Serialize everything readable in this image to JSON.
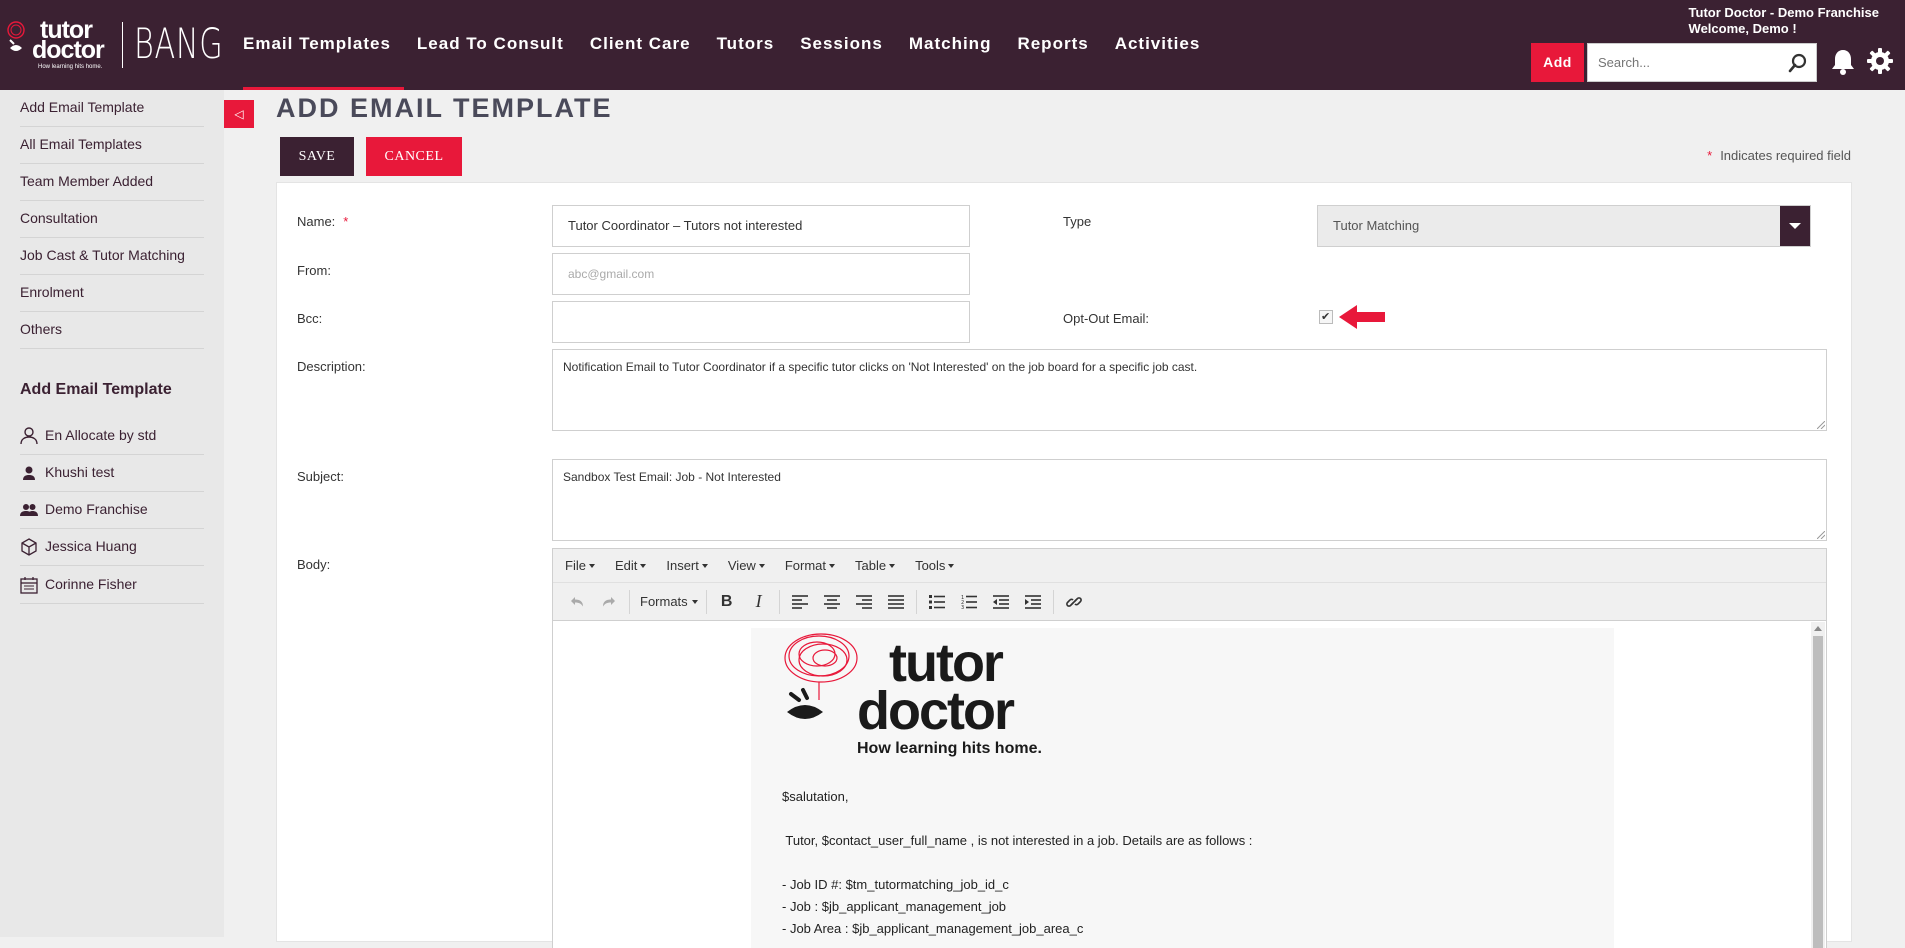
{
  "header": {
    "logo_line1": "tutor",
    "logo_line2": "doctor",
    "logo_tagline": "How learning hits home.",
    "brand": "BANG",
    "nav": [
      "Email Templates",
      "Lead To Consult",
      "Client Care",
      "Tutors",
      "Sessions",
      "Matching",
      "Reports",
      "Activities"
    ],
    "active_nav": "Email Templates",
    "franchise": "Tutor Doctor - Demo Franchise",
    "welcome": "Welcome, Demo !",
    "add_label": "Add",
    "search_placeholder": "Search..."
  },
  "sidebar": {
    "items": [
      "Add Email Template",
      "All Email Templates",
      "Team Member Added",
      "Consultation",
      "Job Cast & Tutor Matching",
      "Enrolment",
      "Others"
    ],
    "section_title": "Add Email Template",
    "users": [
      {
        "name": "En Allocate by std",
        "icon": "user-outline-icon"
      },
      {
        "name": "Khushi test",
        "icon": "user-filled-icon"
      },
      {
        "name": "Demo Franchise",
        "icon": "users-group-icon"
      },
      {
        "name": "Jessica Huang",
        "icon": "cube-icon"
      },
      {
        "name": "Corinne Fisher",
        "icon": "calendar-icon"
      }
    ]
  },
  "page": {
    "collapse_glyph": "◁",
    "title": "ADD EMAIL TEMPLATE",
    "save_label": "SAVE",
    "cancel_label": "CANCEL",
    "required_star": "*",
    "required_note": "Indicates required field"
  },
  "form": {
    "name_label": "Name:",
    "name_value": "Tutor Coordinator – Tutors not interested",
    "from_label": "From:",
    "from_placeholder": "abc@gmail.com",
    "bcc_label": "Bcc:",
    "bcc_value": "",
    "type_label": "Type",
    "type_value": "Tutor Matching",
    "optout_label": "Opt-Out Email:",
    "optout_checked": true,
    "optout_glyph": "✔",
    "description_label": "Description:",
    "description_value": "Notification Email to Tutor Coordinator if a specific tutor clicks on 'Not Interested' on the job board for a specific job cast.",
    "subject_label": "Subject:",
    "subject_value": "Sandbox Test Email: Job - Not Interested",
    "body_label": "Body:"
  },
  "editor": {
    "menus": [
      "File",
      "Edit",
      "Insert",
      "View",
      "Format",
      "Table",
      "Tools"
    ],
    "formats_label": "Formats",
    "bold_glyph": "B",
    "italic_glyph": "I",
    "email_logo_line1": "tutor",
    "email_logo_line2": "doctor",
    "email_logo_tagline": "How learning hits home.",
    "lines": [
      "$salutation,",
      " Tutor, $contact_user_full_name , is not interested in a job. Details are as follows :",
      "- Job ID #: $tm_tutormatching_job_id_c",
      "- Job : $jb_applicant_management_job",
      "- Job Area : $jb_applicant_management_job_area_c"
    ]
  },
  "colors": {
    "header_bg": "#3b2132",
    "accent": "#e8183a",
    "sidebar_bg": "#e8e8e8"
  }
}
----------
Work to do. Repeat the preceding records precisely, and leave every picture out of the copy.

Task result.
Serialize everything readable in this image to JSON.
{
  "header": {
    "logo_line1": "tutor",
    "logo_line2": "doctor",
    "logo_tagline": "How learning hits home.",
    "brand": "BANG",
    "nav": [
      "Email Templates",
      "Lead To Consult",
      "Client Care",
      "Tutors",
      "Sessions",
      "Matching",
      "Reports",
      "Activities"
    ],
    "active_nav": "Email Templates",
    "franchise": "Tutor Doctor - Demo Franchise",
    "welcome": "Welcome, Demo !",
    "add_label": "Add",
    "search_placeholder": "Search..."
  },
  "sidebar": {
    "items": [
      "Add Email Template",
      "All Email Templates",
      "Team Member Added",
      "Consultation",
      "Job Cast & Tutor Matching",
      "Enrolment",
      "Others"
    ],
    "section_title": "Add Email Template",
    "users": [
      {
        "name": "En Allocate by std",
        "icon": "user-outline-icon"
      },
      {
        "name": "Khushi test",
        "icon": "user-filled-icon"
      },
      {
        "name": "Demo Franchise",
        "icon": "users-group-icon"
      },
      {
        "name": "Jessica Huang",
        "icon": "cube-icon"
      },
      {
        "name": "Corinne Fisher",
        "icon": "calendar-icon"
      }
    ]
  },
  "page": {
    "collapse_glyph": "◁",
    "title": "ADD EMAIL TEMPLATE",
    "save_label": "SAVE",
    "cancel_label": "CANCEL",
    "required_star": "*",
    "required_note": "Indicates required field"
  },
  "form": {
    "name_label": "Name:",
    "name_value": "Tutor Coordinator – Tutors not interested",
    "from_label": "From:",
    "from_placeholder": "abc@gmail.com",
    "bcc_label": "Bcc:",
    "bcc_value": "",
    "type_label": "Type",
    "type_value": "Tutor Matching",
    "optout_label": "Opt-Out Email:",
    "optout_checked": true,
    "optout_glyph": "✔",
    "description_label": "Description:",
    "description_value": "Notification Email to Tutor Coordinator if a specific tutor clicks on 'Not Interested' on the job board for a specific job cast.",
    "subject_label": "Subject:",
    "subject_value": "Sandbox Test Email: Job - Not Interested",
    "body_label": "Body:"
  },
  "editor": {
    "menus": [
      "File",
      "Edit",
      "Insert",
      "View",
      "Format",
      "Table",
      "Tools"
    ],
    "formats_label": "Formats",
    "bold_glyph": "B",
    "italic_glyph": "I",
    "email_logo_line1": "tutor",
    "email_logo_line2": "doctor",
    "email_logo_tagline": "How learning hits home.",
    "lines": [
      "$salutation,",
      " Tutor, $contact_user_full_name , is not interested in a job. Details are as follows :",
      "- Job ID #: $tm_tutormatching_job_id_c",
      "- Job : $jb_applicant_management_job",
      "- Job Area : $jb_applicant_management_job_area_c"
    ]
  },
  "colors": {
    "header_bg": "#3b2132",
    "accent": "#e8183a",
    "sidebar_bg": "#e8e8e8"
  }
}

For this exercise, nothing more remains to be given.